Exercise aim
Take the records below and extract, word for word, the lines from the one containing "Parse this screenshot: output" through the final line, inclusive. Omit pictures.

Record set

────────

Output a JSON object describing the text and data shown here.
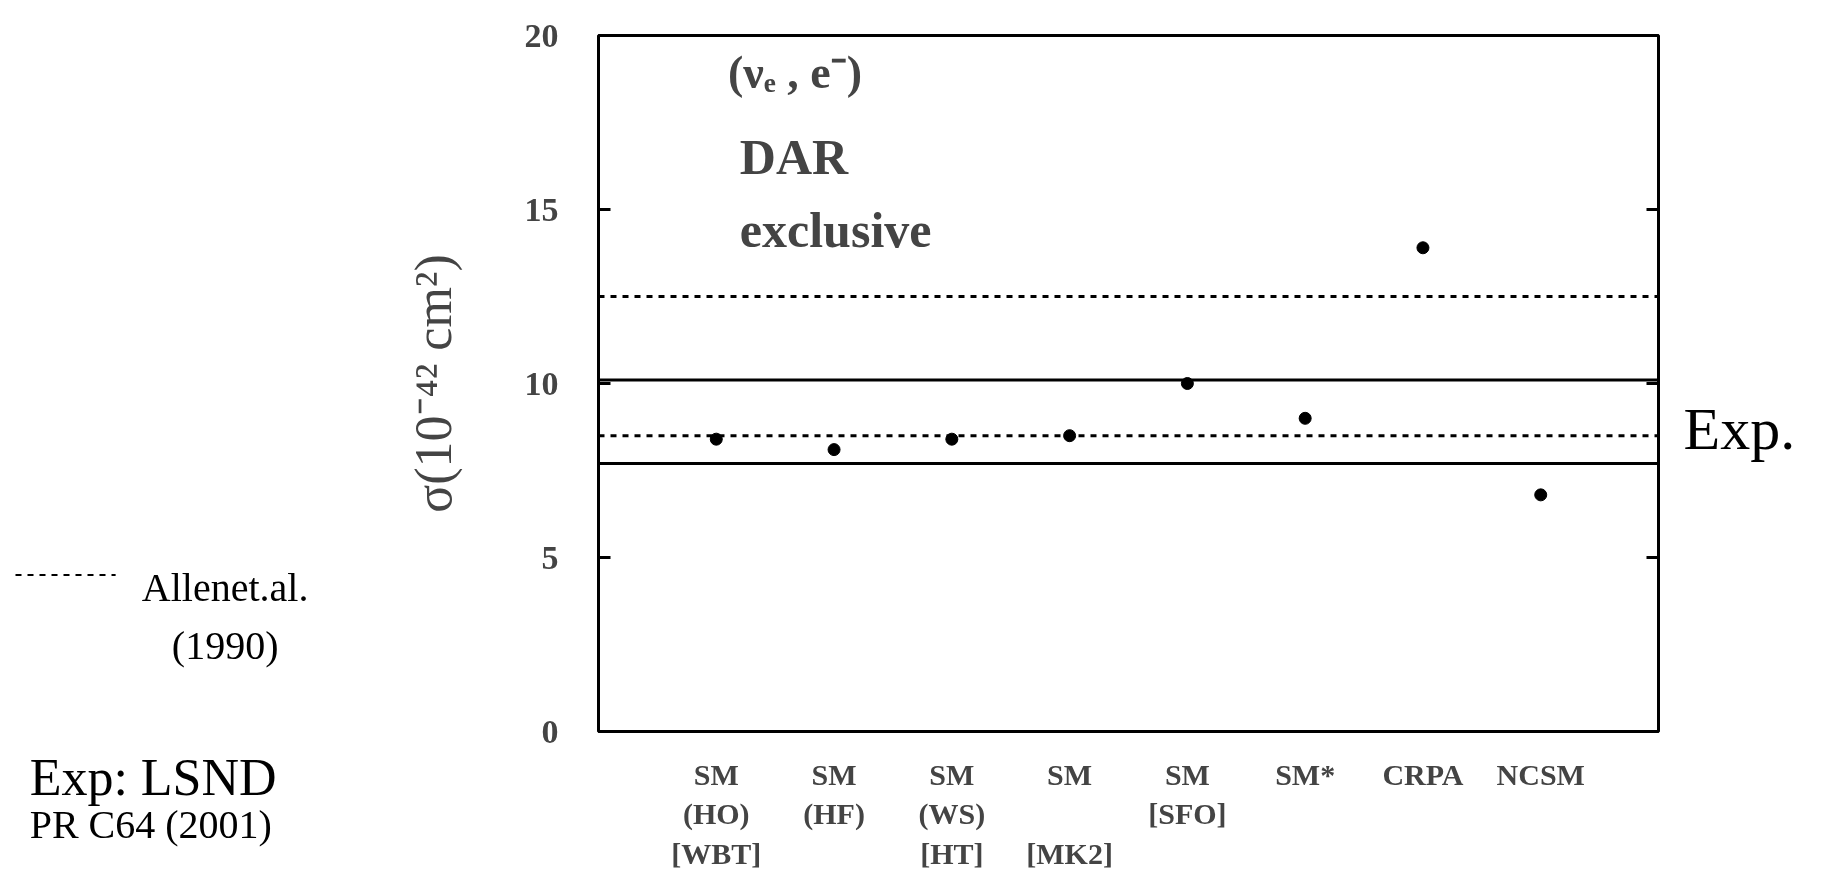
{
  "chart_data": {
    "type": "scatter",
    "ylabel": "σ(10⁻⁴² cm²)",
    "categories": [
      "SM\n(HO)\n[WBT]",
      "SM\n(HF)",
      "SM\n(WS)\n[HT]",
      "SM\n\n[MK2]",
      "SM\n[SFO]",
      "SM*",
      "CRPA",
      "NCSM"
    ],
    "values": [
      8.4,
      8.1,
      8.4,
      8.5,
      10.0,
      9.0,
      13.9,
      6.8
    ],
    "color": "#000000",
    "marker": "circle",
    "ylim": [
      0,
      20
    ],
    "yticks": [
      0,
      5,
      10,
      15,
      20
    ],
    "grid": false,
    "ref_lines": [
      {
        "axis": "y",
        "value": 10.1,
        "label": null,
        "color": "#000000",
        "line_style": "solid"
      },
      {
        "axis": "y",
        "value": 7.7,
        "label": "Exp.",
        "color": "#000000",
        "line_style": "solid"
      },
      {
        "axis": "y",
        "value": 12.5,
        "label": null,
        "color": "#000000",
        "line_style": "dashed"
      },
      {
        "axis": "y",
        "value": 8.5,
        "label": "Allenet.al.\n(1990)",
        "color": "#000000",
        "line_style": "dashed"
      }
    ],
    "annotations": [
      "(νₑ , e⁻)",
      "DAR",
      "exclusive",
      "Exp: LSND",
      "PR C64 (2001)"
    ]
  }
}
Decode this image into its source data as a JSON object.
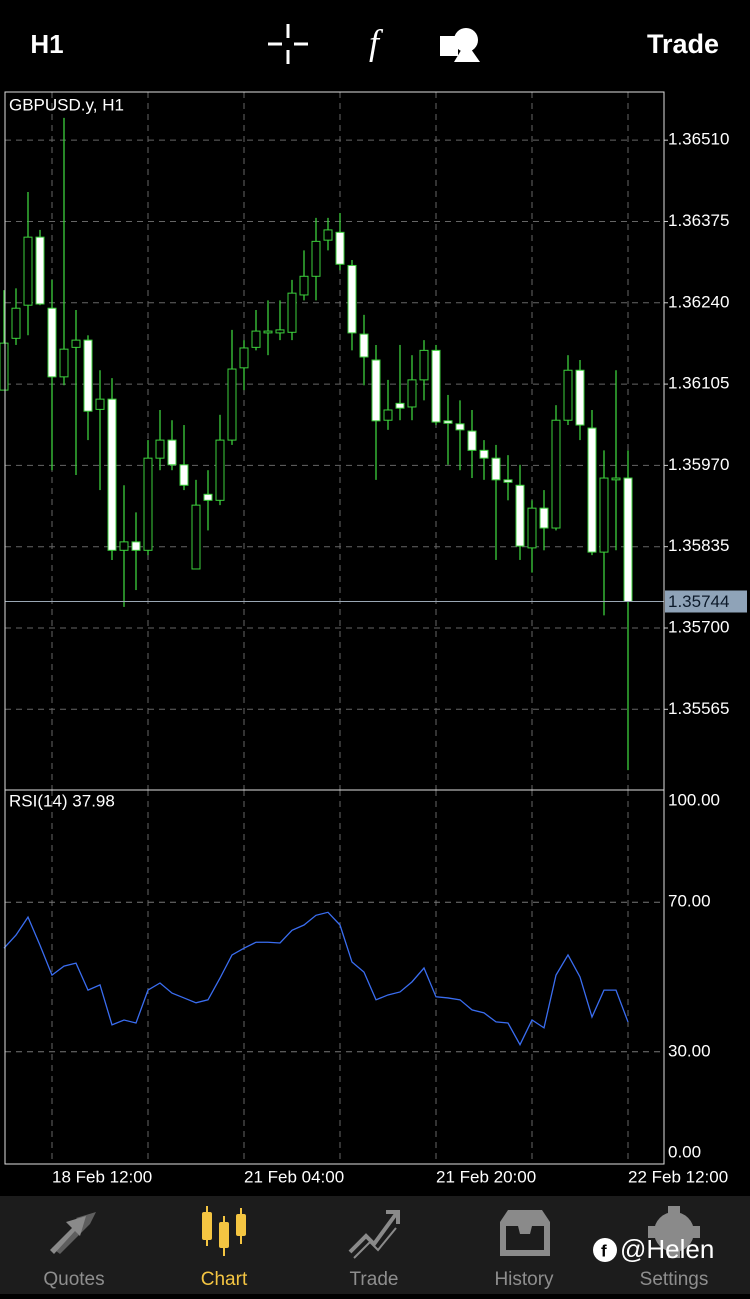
{
  "toolbar": {
    "timeframe": "H1",
    "trade": "Trade"
  },
  "chart_data": [
    {
      "type": "candlestick",
      "title": "GBPUSD.y, H1",
      "categories": [
        null,
        null,
        null,
        null,
        "18 Feb 12:00",
        null,
        null,
        null,
        null,
        null,
        null,
        null,
        null,
        null,
        null,
        null,
        null,
        null,
        null,
        null,
        "21 Feb 04:00",
        null,
        null,
        null,
        null,
        null,
        null,
        null,
        null,
        null,
        null,
        null,
        null,
        null,
        null,
        null,
        "21 Feb 20:00",
        null,
        null,
        null,
        null,
        null,
        null,
        null,
        null,
        null,
        null,
        null,
        null,
        null,
        null,
        null,
        "22 Feb 12:00"
      ],
      "open": [
        1.36095,
        1.36181,
        1.36236,
        1.36349,
        1.36231,
        1.36117,
        1.36166,
        1.36178,
        1.36063,
        1.3608,
        1.35829,
        1.35843,
        1.35829,
        1.35982,
        1.36012,
        1.35971,
        1.35798,
        1.35922,
        1.35912,
        1.36012,
        1.36132,
        1.36166,
        1.3619,
        1.3619,
        1.36191,
        1.36253,
        1.36284,
        1.36344,
        1.36357,
        1.36302,
        1.36188,
        1.36145,
        1.36045,
        1.36073,
        1.36067,
        1.36112,
        1.36161,
        1.36044,
        1.36039,
        1.36027,
        1.35995,
        1.35982,
        1.35946,
        1.35937,
        1.35833,
        1.35899,
        1.35866,
        1.36045,
        1.36128,
        1.36032,
        1.35826,
        1.35946,
        1.35949
      ],
      "high": [
        1.36261,
        1.36264,
        1.36424,
        1.36361,
        1.36278,
        1.36547,
        1.36228,
        1.36186,
        1.36128,
        1.36115,
        1.35937,
        1.35892,
        1.36012,
        1.36062,
        1.36045,
        1.36037,
        1.35946,
        1.35962,
        1.36054,
        1.36195,
        1.36178,
        1.36228,
        1.36244,
        1.36244,
        1.36278,
        1.36327,
        1.36381,
        1.36381,
        1.36389,
        1.36311,
        1.3622,
        1.3617,
        1.36112,
        1.3617,
        1.36153,
        1.36178,
        1.3617,
        1.36087,
        1.36078,
        1.36062,
        1.36012,
        1.36004,
        1.35987,
        1.35971,
        1.35912,
        1.35929,
        1.3607,
        1.36153,
        1.36145,
        1.36062,
        1.35995,
        1.36128,
        1.35995
      ],
      "low": [
        1.36095,
        1.3617,
        1.36186,
        1.36236,
        1.35962,
        1.36103,
        1.35954,
        1.36012,
        1.35929,
        1.35813,
        1.35735,
        1.35763,
        1.35821,
        1.35962,
        1.35962,
        1.35929,
        1.35798,
        1.35862,
        1.35904,
        1.36004,
        1.36095,
        1.36161,
        1.36153,
        1.36178,
        1.36178,
        1.36244,
        1.36244,
        1.36327,
        1.36294,
        1.36161,
        1.36103,
        1.35946,
        1.36029,
        1.36045,
        1.36045,
        1.36078,
        1.36037,
        1.35971,
        1.35962,
        1.35949,
        1.35946,
        1.35813,
        1.35912,
        1.35813,
        1.35792,
        1.35829,
        1.35862,
        1.36037,
        1.36012,
        1.35821,
        1.35721,
        1.35829,
        1.35464
      ],
      "close": [
        1.36173,
        1.36231,
        1.36349,
        1.36238,
        1.36117,
        1.36163,
        1.36178,
        1.3606,
        1.3608,
        1.35829,
        1.35843,
        1.35829,
        1.35982,
        1.36012,
        1.35971,
        1.35937,
        1.35904,
        1.35912,
        1.36012,
        1.3613,
        1.36165,
        1.36193,
        1.36193,
        1.36195,
        1.36256,
        1.36284,
        1.36342,
        1.36361,
        1.36304,
        1.3619,
        1.3615,
        1.36044,
        1.36062,
        1.36065,
        1.36112,
        1.36161,
        1.36042,
        1.3604,
        1.36029,
        1.35995,
        1.35982,
        1.35946,
        1.35942,
        1.35836,
        1.35899,
        1.35866,
        1.36045,
        1.36128,
        1.36037,
        1.35826,
        1.35949,
        1.35949,
        1.35744
      ],
      "color": "#3ccf3c",
      "up_fill": "#000000",
      "down_fill": "#ffffff",
      "current_price": 1.35744,
      "current_price_color": "#8fa3b8",
      "ylim": [
        1.35431,
        1.3659
      ],
      "yticks": [
        {
          "value": 1.3651,
          "label": "1.36510"
        },
        1.36375,
        {
          "value": 1.3624,
          "label": "1.36240"
        },
        1.36105,
        {
          "value": 1.3597,
          "label": "1.35970"
        },
        1.35835,
        {
          "value": 1.357,
          "label": "1.35700"
        },
        1.35565
      ],
      "grid": true
    },
    {
      "type": "line",
      "title": "RSI(14) 37.98",
      "values": [
        57.7,
        61.2,
        66.0,
        58.5,
        50.5,
        52.9,
        53.7,
        46.5,
        47.9,
        37.2,
        38.5,
        37.7,
        46.5,
        48.4,
        45.7,
        44.4,
        43.1,
        43.9,
        49.7,
        55.9,
        57.7,
        59.3,
        59.3,
        59.1,
        62.5,
        63.9,
        66.5,
        67.3,
        63.9,
        54.0,
        51.3,
        43.9,
        45.2,
        46.0,
        48.7,
        52.4,
        44.7,
        44.4,
        43.9,
        41.2,
        40.4,
        38.0,
        37.7,
        31.9,
        38.5,
        36.4,
        50.5,
        55.9,
        50.0,
        39.3,
        46.5,
        46.5,
        37.98
      ],
      "color": "#3a6df0",
      "ylim": [
        0,
        100
      ],
      "yticks": [
        {
          "value": 100,
          "label": "100.00"
        },
        {
          "value": 70,
          "label": "70.00"
        },
        {
          "value": 30,
          "label": "30.00"
        },
        {
          "value": 0,
          "label": "0.00"
        }
      ],
      "grid": true
    }
  ],
  "tab_bar": {
    "tabs": [
      "Quotes",
      "Chart",
      "Trade",
      "History",
      "Settings"
    ],
    "active": 1
  },
  "watermark": "@Helen"
}
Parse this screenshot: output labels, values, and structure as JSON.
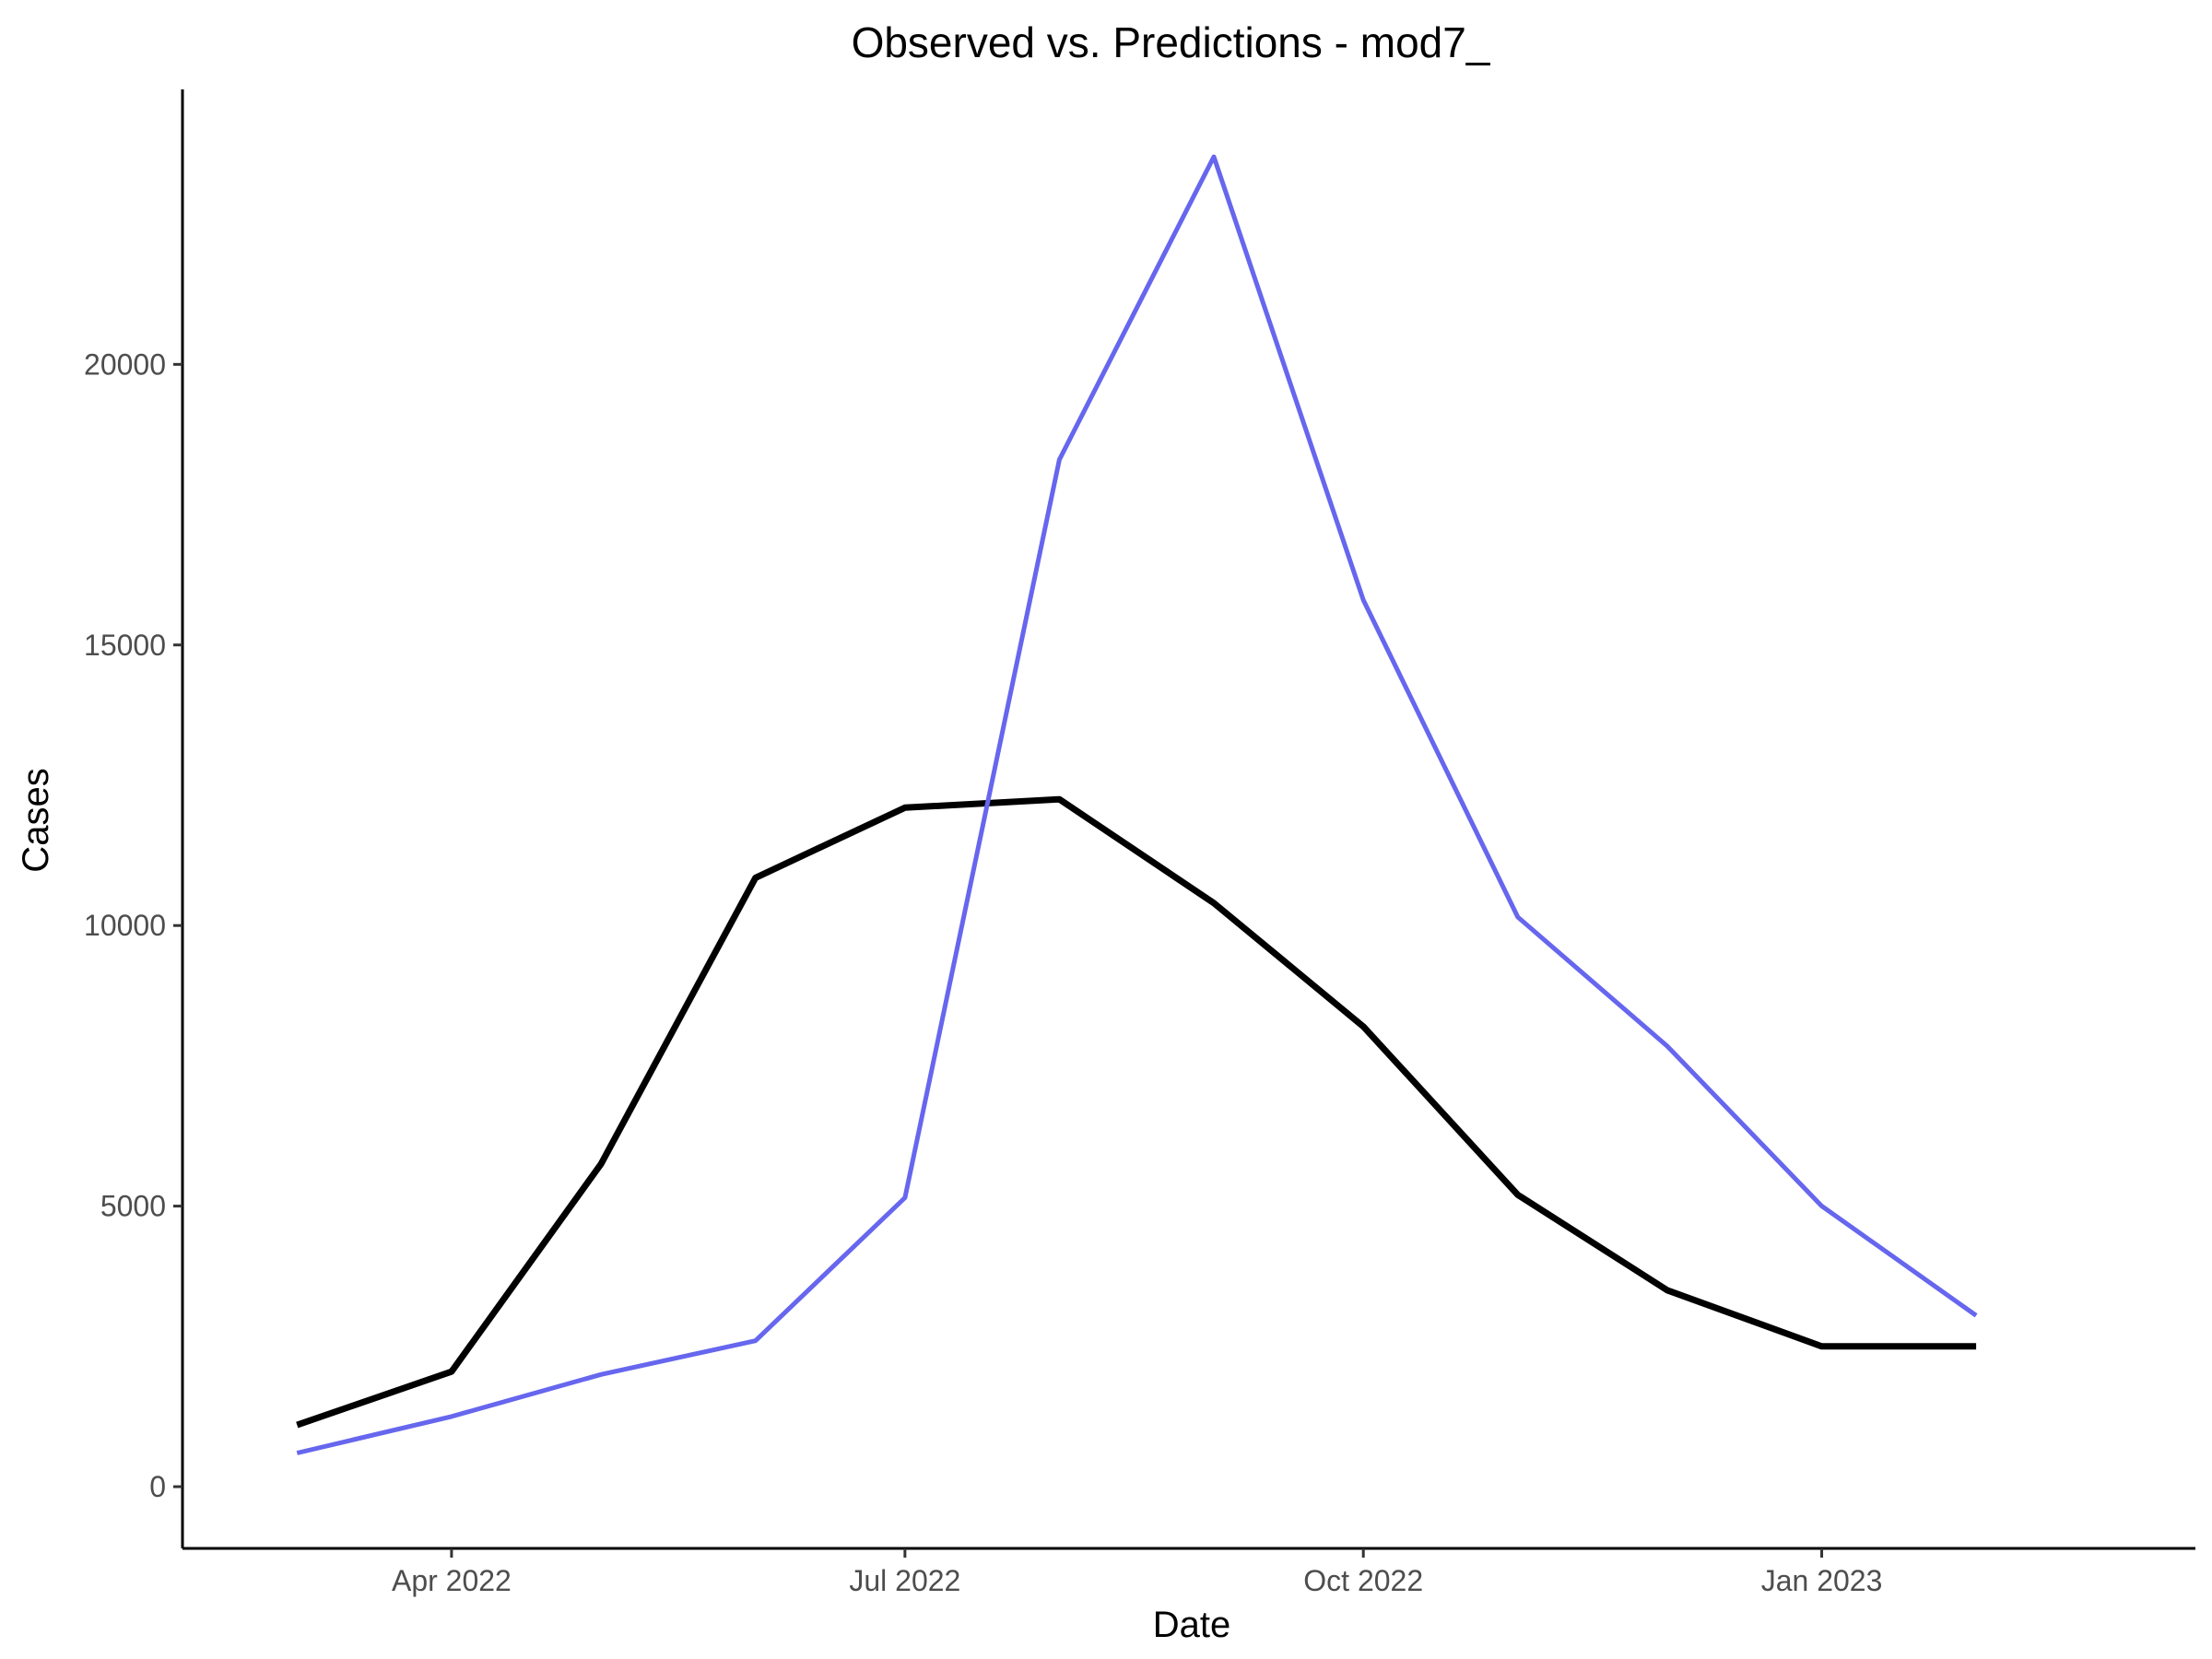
{
  "chart_data": {
    "type": "line",
    "title": "Observed vs. Predictions - mod7_",
    "xlabel": "Date",
    "ylabel": "Cases",
    "x": [
      "2022-03-01",
      "2022-04-01",
      "2022-05-01",
      "2022-06-01",
      "2022-07-01",
      "2022-08-01",
      "2022-09-01",
      "2022-10-01",
      "2022-11-01",
      "2022-12-01",
      "2023-01-01",
      "2023-02-01"
    ],
    "xlim": [
      "2022-02-06",
      "2023-03-17"
    ],
    "x_ticks": [
      {
        "date": "2022-04-01",
        "label": "Apr 2022"
      },
      {
        "date": "2022-07-01",
        "label": "Jul 2022"
      },
      {
        "date": "2022-10-01",
        "label": "Oct 2022"
      },
      {
        "date": "2023-01-01",
        "label": "Jan 2023"
      }
    ],
    "ylim": [
      -1100,
      24900
    ],
    "y_ticks": [
      {
        "value": 0,
        "label": "0"
      },
      {
        "value": 5000,
        "label": "5000"
      },
      {
        "value": 10000,
        "label": "10000"
      },
      {
        "value": 15000,
        "label": "15000"
      },
      {
        "value": 20000,
        "label": "20000"
      }
    ],
    "grid": false,
    "legend": "none",
    "series": [
      {
        "color": "#000000",
        "values": [
          1100,
          2050,
          5750,
          10850,
          12100,
          12250,
          10400,
          8200,
          5200,
          3500,
          2500,
          2500
        ]
      },
      {
        "color": "#6666ee",
        "values": [
          600,
          1250,
          2000,
          2600,
          5150,
          18300,
          23700,
          15800,
          10150,
          7850,
          5000,
          3050
        ]
      }
    ]
  }
}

────────

Result
Parse this screenshot: output labels, values, and structure as JSON.
{
  "chart_data": {
    "type": "line",
    "title": "Observed vs. Predictions - mod7_",
    "xlabel": "Date",
    "ylabel": "Cases",
    "x": [
      "2022-03-01",
      "2022-04-01",
      "2022-05-01",
      "2022-06-01",
      "2022-07-01",
      "2022-08-01",
      "2022-09-01",
      "2022-10-01",
      "2022-11-01",
      "2022-12-01",
      "2023-01-01",
      "2023-02-01"
    ],
    "xlim": [
      "2022-02-06",
      "2023-03-17"
    ],
    "x_ticks": [
      {
        "date": "2022-04-01",
        "label": "Apr 2022"
      },
      {
        "date": "2022-07-01",
        "label": "Jul 2022"
      },
      {
        "date": "2022-10-01",
        "label": "Oct 2022"
      },
      {
        "date": "2023-01-01",
        "label": "Jan 2023"
      }
    ],
    "ylim": [
      -1100,
      24900
    ],
    "y_ticks": [
      {
        "value": 0,
        "label": "0"
      },
      {
        "value": 5000,
        "label": "5000"
      },
      {
        "value": 10000,
        "label": "10000"
      },
      {
        "value": 15000,
        "label": "15000"
      },
      {
        "value": 20000,
        "label": "20000"
      }
    ],
    "grid": false,
    "legend": "none",
    "series": [
      {
        "color": "#000000",
        "values": [
          1100,
          2050,
          5750,
          10850,
          12100,
          12250,
          10400,
          8200,
          5200,
          3500,
          2500,
          2500
        ]
      },
      {
        "color": "#6666ee",
        "values": [
          600,
          1250,
          2000,
          2600,
          5150,
          18300,
          23700,
          15800,
          10150,
          7850,
          5000,
          3050
        ]
      }
    ]
  }
}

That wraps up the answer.